**GIVEN REQUEST**
All records below must be retyped exactly.
/---
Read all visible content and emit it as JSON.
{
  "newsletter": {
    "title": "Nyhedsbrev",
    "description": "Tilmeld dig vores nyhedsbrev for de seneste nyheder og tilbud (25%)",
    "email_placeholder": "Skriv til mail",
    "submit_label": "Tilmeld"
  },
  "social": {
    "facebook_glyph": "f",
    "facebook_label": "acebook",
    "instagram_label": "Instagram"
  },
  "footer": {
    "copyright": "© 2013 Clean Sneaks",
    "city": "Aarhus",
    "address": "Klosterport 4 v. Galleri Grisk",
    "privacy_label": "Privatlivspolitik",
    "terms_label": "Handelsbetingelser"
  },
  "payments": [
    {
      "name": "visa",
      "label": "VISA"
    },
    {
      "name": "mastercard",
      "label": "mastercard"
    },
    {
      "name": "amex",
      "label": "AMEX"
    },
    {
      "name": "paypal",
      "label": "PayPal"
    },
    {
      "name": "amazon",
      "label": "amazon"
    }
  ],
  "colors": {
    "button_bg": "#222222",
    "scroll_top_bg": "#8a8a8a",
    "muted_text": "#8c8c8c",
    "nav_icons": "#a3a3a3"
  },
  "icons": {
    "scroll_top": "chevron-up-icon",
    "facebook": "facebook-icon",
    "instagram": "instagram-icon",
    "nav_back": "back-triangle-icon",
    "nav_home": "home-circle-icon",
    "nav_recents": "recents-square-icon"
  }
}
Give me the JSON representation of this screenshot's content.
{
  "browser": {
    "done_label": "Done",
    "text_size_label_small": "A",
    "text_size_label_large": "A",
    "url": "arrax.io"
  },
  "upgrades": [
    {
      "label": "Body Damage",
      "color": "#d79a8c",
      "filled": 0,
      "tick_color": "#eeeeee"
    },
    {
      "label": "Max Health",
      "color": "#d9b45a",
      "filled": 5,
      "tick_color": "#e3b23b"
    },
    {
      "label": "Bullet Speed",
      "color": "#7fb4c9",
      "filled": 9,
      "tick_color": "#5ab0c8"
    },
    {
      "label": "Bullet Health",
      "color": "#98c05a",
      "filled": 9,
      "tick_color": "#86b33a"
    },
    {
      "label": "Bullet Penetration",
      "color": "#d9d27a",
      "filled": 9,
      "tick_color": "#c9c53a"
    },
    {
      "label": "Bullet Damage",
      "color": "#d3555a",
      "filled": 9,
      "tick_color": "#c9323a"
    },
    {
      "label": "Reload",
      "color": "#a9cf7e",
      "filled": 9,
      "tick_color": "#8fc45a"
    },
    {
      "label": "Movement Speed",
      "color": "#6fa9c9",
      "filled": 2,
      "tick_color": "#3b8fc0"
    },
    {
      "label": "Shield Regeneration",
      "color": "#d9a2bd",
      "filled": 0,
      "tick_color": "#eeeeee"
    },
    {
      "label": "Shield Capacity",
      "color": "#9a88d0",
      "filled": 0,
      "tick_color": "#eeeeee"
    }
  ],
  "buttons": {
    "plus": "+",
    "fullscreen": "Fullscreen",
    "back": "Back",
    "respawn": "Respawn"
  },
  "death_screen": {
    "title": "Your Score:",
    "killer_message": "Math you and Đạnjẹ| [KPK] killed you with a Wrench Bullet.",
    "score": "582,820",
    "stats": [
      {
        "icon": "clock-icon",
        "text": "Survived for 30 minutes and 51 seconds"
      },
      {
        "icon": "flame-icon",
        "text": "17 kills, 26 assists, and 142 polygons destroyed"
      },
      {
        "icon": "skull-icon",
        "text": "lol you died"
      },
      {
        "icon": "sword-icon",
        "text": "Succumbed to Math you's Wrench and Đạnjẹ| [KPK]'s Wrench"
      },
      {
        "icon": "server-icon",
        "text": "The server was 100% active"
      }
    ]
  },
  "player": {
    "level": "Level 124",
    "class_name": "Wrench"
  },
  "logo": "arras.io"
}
\---
**FINISHED EXERCISE**
Read all visible content and emit it as JSON.
{
  "newsletter": {
    "title": "Nyhedsbrev",
    "description": "Tilmeld dig vores nyhedsbrev for de seneste nyheder og tilbud (25%)",
    "email_placeholder": "Skriv til mail",
    "submit_label": "Tilmeld"
  },
  "social": {
    "facebook_glyph": "f",
    "facebook_label": "acebook",
    "instagram_label": "Instagram"
  },
  "footer": {
    "copyright": "© 2013 Clean Sneaks",
    "city": "Aarhus",
    "address": "Klosterport 4 v. Galleri Grisk",
    "privacy_label": "Privatlivspolitik",
    "terms_label": "Handelsbetingelser"
  },
  "payments": [
    {
      "name": "visa",
      "label": "VISA"
    },
    {
      "name": "mastercard",
      "label": "mastercard"
    },
    {
      "name": "amex",
      "label": "AMEX"
    },
    {
      "name": "paypal",
      "label": "PayPal"
    },
    {
      "name": "amazon",
      "label": "amazon"
    }
  ],
  "colors": {
    "button_bg": "#222222",
    "scroll_top_bg": "#8a8a8a",
    "muted_text": "#8c8c8c",
    "nav_icons": "#a3a3a3"
  },
  "icons": {
    "scroll_top": "chevron-up-icon",
    "facebook": "facebook-icon",
    "instagram": "instagram-icon",
    "nav_back": "back-triangle-icon",
    "nav_home": "home-circle-icon",
    "nav_recents": "recents-square-icon"
  }
}
Give me the JSON representation of this screenshot's content.
{
  "browser": {
    "done_label": "Done",
    "text_size_label_small": "A",
    "text_size_label_large": "A",
    "url": "arrax.io"
  },
  "upgrades": [
    {
      "label": "Body Damage",
      "color": "#d79a8c",
      "filled": 0,
      "tick_color": "#eeeeee"
    },
    {
      "label": "Max Health",
      "color": "#d9b45a",
      "filled": 5,
      "tick_color": "#e3b23b"
    },
    {
      "label": "Bullet Speed",
      "color": "#7fb4c9",
      "filled": 9,
      "tick_color": "#5ab0c8"
    },
    {
      "label": "Bullet Health",
      "color": "#98c05a",
      "filled": 9,
      "tick_color": "#86b33a"
    },
    {
      "label": "Bullet Penetration",
      "color": "#d9d27a",
      "filled": 9,
      "tick_color": "#c9c53a"
    },
    {
      "label": "Bullet Damage",
      "color": "#d3555a",
      "filled": 9,
      "tick_color": "#c9323a"
    },
    {
      "label": "Reload",
      "color": "#a9cf7e",
      "filled": 9,
      "tick_color": "#8fc45a"
    },
    {
      "label": "Movement Speed",
      "color": "#6fa9c9",
      "filled": 2,
      "tick_color": "#3b8fc0"
    },
    {
      "label": "Shield Regeneration",
      "color": "#d9a2bd",
      "filled": 0,
      "tick_color": "#eeeeee"
    },
    {
      "label": "Shield Capacity",
      "color": "#9a88d0",
      "filled": 0,
      "tick_color": "#eeeeee"
    }
  ],
  "buttons": {
    "plus": "+",
    "fullscreen": "Fullscreen",
    "back": "Back",
    "respawn": "Respawn"
  },
  "death_screen": {
    "title": "Your Score:",
    "killer_message": "Math you and Đạnjẹ| [KPK] killed you with a Wrench Bullet.",
    "score": "582,820",
    "stats": [
      {
        "icon": "clock-icon",
        "text": "Survived for 30 minutes and 51 seconds"
      },
      {
        "icon": "flame-icon",
        "text": "17 kills, 26 assists, and 142 polygons destroyed"
      },
      {
        "icon": "skull-icon",
        "text": "lol you died"
      },
      {
        "icon": "sword-icon",
        "text": "Succumbed to Math you's Wrench and Đạnjẹ| [KPK]'s Wrench"
      },
      {
        "icon": "server-icon",
        "text": "The server was 100% active"
      }
    ]
  },
  "player": {
    "level": "Level 124",
    "class_name": "Wrench"
  },
  "logo": "arras.io"
}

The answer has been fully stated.